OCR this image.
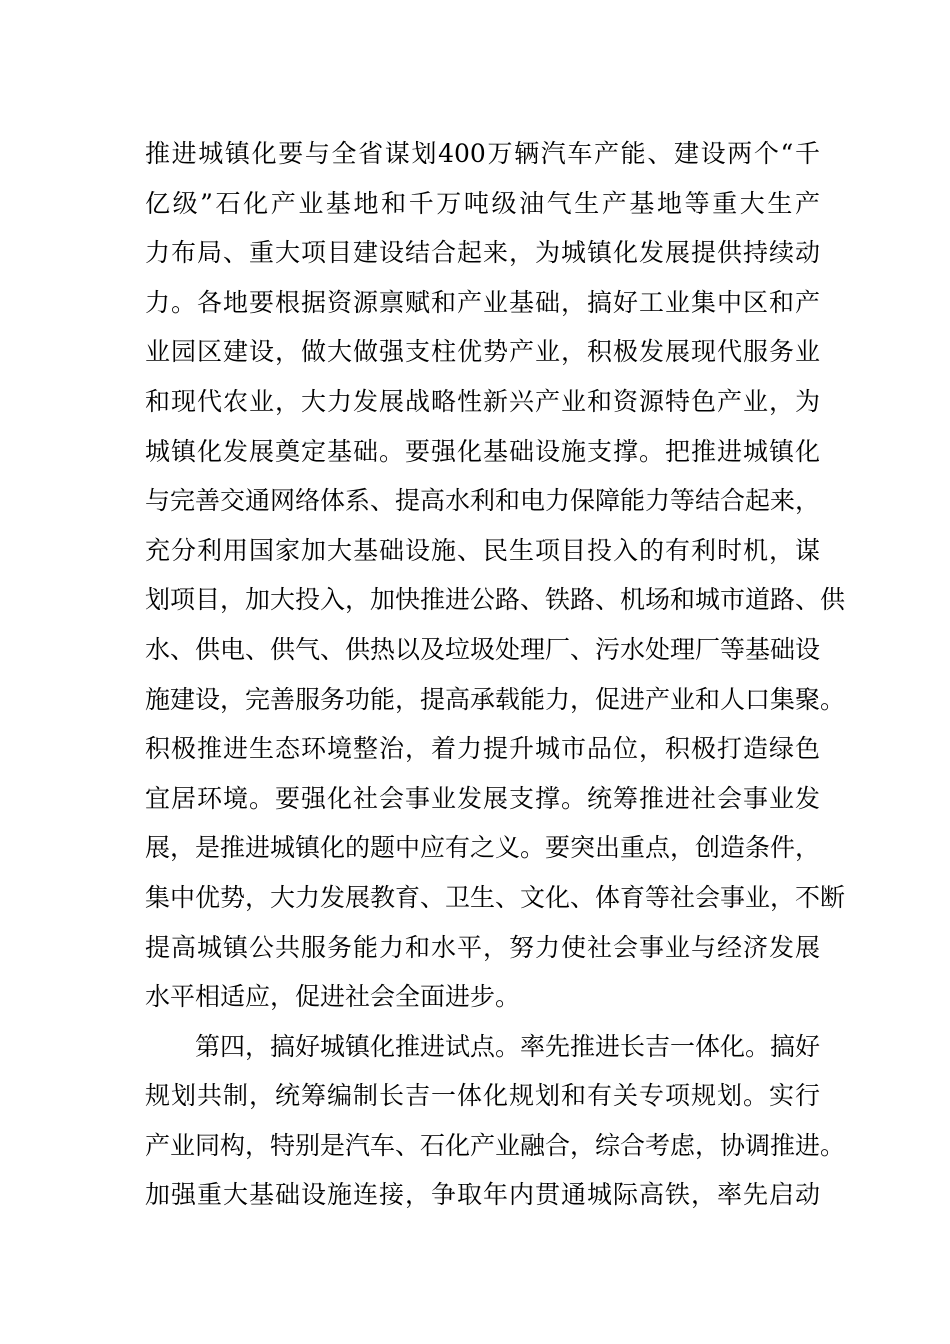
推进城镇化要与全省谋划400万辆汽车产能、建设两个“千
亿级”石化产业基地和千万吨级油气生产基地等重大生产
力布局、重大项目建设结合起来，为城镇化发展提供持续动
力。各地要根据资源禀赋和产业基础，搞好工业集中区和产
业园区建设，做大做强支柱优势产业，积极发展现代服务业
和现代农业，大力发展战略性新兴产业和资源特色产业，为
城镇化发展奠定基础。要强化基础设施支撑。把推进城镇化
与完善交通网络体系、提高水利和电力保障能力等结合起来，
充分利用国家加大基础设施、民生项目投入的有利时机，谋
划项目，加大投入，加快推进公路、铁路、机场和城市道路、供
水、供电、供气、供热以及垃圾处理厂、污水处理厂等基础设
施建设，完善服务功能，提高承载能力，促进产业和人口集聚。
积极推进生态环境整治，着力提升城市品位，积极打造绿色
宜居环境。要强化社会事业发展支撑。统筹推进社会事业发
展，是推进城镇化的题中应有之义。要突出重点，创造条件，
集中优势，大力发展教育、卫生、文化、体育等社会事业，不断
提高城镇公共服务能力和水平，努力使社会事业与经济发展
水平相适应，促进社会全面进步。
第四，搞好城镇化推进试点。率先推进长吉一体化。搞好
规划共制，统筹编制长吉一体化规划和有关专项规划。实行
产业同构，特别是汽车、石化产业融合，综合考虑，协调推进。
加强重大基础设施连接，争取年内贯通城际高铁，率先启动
* * * * *
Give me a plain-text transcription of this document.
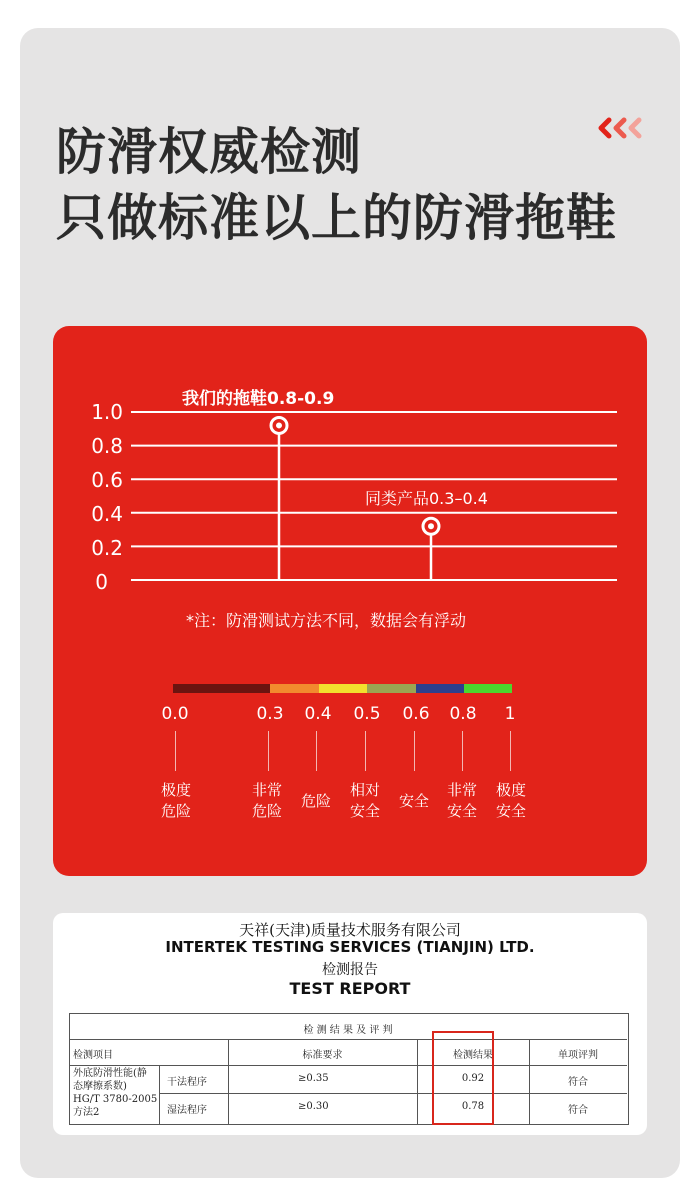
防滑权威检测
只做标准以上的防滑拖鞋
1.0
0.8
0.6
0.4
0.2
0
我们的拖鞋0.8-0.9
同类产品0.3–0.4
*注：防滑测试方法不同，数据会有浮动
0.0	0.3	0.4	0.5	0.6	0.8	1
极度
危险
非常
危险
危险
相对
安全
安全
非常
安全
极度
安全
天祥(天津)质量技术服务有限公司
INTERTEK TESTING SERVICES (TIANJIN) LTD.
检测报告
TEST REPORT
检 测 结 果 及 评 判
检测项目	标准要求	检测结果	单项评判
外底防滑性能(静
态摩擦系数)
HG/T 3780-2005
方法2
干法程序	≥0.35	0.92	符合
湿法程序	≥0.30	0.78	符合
* * * * *
TASK OBJECTIVE >> Copy out every line of the data that includes "this".

SOLVED EXERCISE >>
OCR this image.
Give me a plain-text transcription of this document.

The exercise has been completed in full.